▸ **To be done**
Read the listing and extract each line that includes the word "name".

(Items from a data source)

-------

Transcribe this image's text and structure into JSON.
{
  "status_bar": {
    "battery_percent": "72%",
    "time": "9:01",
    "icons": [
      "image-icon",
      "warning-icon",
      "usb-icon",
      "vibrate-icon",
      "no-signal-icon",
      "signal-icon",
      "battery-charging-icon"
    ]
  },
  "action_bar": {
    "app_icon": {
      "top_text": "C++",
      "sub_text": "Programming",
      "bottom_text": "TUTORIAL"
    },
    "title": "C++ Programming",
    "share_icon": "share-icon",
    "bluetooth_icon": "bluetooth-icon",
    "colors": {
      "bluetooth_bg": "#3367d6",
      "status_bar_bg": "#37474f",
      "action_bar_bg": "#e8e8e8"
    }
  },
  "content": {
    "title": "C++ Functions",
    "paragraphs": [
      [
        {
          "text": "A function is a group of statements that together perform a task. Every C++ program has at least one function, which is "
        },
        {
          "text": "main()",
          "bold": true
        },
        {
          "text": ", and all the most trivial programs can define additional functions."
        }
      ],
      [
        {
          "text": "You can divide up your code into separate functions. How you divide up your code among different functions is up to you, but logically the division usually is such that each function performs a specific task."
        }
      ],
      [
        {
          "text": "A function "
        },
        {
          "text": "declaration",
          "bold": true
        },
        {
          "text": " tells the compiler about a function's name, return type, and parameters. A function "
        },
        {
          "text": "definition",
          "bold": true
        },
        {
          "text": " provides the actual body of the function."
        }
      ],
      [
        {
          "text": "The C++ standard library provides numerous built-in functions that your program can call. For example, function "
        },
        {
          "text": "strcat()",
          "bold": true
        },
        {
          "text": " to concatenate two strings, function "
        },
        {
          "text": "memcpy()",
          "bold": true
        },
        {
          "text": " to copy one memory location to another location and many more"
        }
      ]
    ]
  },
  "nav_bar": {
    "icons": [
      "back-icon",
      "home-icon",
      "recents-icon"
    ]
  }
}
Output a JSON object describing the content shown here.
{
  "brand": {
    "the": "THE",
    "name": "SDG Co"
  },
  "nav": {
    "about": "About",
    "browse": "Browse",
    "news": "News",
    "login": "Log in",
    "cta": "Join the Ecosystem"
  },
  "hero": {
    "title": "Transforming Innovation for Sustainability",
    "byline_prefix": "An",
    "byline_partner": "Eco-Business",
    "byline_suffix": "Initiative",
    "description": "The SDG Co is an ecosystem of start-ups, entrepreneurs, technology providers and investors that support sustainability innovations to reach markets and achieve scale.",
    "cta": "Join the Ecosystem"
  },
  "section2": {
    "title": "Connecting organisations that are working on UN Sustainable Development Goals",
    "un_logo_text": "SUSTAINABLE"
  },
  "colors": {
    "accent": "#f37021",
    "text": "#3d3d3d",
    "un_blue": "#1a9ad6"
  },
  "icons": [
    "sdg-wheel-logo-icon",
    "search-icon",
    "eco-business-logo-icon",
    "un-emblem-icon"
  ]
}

-------

▸ **Output of the task**
          "text": " tells the compiler about a function's name, return type, and parameters. A function "
    "name": "SDG Co"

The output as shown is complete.